Data rows:

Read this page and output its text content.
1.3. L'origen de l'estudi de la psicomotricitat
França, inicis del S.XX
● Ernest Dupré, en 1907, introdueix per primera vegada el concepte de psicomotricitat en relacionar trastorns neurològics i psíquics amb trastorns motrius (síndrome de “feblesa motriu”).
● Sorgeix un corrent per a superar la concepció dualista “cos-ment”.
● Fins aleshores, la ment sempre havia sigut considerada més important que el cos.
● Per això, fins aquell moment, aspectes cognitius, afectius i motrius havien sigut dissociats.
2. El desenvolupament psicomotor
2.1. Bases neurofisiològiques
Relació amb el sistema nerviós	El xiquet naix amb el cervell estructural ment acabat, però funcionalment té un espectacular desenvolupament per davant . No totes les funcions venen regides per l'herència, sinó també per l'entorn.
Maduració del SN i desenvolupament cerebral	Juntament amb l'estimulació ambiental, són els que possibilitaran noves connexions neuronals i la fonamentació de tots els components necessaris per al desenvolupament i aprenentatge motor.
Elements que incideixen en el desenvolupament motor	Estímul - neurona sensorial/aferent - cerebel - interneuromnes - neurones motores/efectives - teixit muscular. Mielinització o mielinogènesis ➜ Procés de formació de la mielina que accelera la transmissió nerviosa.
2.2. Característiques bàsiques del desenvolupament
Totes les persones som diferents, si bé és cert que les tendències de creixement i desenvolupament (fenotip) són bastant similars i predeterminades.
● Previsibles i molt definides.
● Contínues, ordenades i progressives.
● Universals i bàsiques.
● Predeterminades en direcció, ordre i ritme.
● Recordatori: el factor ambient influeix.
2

Exercise: What is needed here is an exact reproduction of all the entries.

Complete output:
Read this page and output its text content.
1.3. L'origen de l'estudi de la psicomotricitat
França, inicis del S.XX
● Ernest Dupré, en 1907, introdueix per primera vegada el concepte de psicomotricitat en relacionar trastorns neurològics i psíquics amb trastorns motrius (síndrome de “feblesa motriu”).
● Sorgeix un corrent per a superar la concepció dualista “cos-ment”.
● Fins aleshores, la ment sempre havia sigut considerada més important que el cos.
● Per això, fins aquell moment, aspectes cognitius, afectius i motrius havien sigut dissociats.
2. El desenvolupament psicomotor
2.1. Bases neurofisiològiques
Relació amb el sistema nerviós	El xiquet naix amb el cervell estructural ment acabat, però funcionalment té un espectacular desenvolupament per davant . No totes les funcions venen regides per l'herència, sinó també per l'entorn.
Maduració del SN i desenvolupament cerebral	Juntament amb l'estimulació ambiental, són els que possibilitaran noves connexions neuronals i la fonamentació de tots els components necessaris per al desenvolupament i aprenentatge motor.
Elements que incideixen en el desenvolupament motor	Estímul - neurona sensorial/aferent - cerebel - interneuromnes - neurones motores/efectives - teixit muscular. Mielinització o mielinogènesis ➜ Procés de formació de la mielina que accelera la transmissió nerviosa.
2.2. Característiques bàsiques del desenvolupament
Totes les persones som diferents, si bé és cert que les tendències de creixement i desenvolupament (fenotip) són bastant similars i predeterminades.
● Previsibles i molt definides.
● Contínues, ordenades i progressives.
● Universals i bàsiques.
● Predeterminades en direcció, ordre i ritme.
● Recordatori: el factor ambient influeix.
2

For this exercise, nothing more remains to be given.